[Extracted data entries]
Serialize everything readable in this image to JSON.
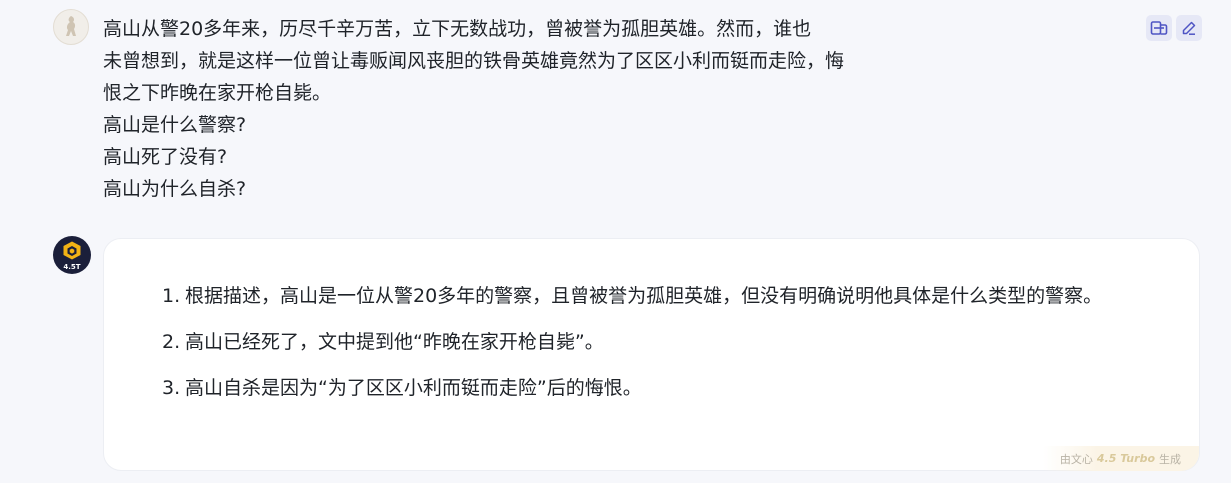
{
  "user_message": {
    "lines": [
      "高山从警20多年来，历尽千辛万苦，立下无数战功，曾被誉为孤胆英雄。然而，谁也",
      "未曾想到，就是这样一位曾让毒贩闻风丧胆的铁骨英雄竟然为了区区小利而铤而走险，悔",
      "恨之下昨晚在家开枪自毙。",
      "高山是什么警察?",
      "高山死了没有?",
      "高山为什么自杀?"
    ],
    "avatar_icon": "rider-avatar-icon",
    "actions": [
      {
        "icon": "copy-icon"
      },
      {
        "icon": "edit-icon"
      }
    ]
  },
  "bot_message": {
    "avatar_badge": "4.5T",
    "items": [
      {
        "num": "1.",
        "text": "根据描述，高山是一位从警20多年的警察，且曾被誉为孤胆英雄，但没有明确说明他具体是什么类型的警察。"
      },
      {
        "num": "2.",
        "text": "高山已经死了，文中提到他“昨晚在家开枪自毙”。"
      },
      {
        "num": "3.",
        "text": "高山自杀是因为“为了区区小利而铤而走险”后的悔恨。"
      }
    ],
    "footer": {
      "prefix": "由文心",
      "model": "4.5 Turbo",
      "suffix": "生成"
    }
  },
  "colors": {
    "page_bg": "#f6f7fb",
    "card_bg": "#ffffff",
    "action_bg": "#e6e8f6",
    "action_icon": "#4f55c4"
  }
}
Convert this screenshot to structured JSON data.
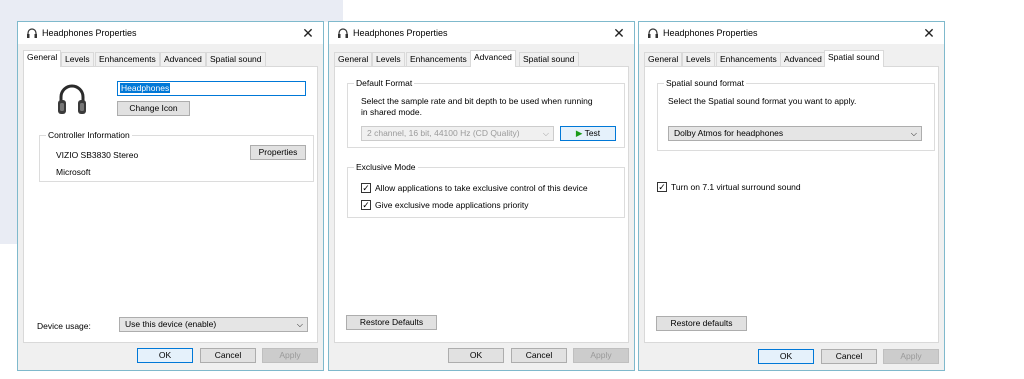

§ **What to work on**
Scan the material and collect every line that contains "this".

§ **Full solution**
Serialize everything readable in this image to JSON.
Convert this screenshot to structured JSON data.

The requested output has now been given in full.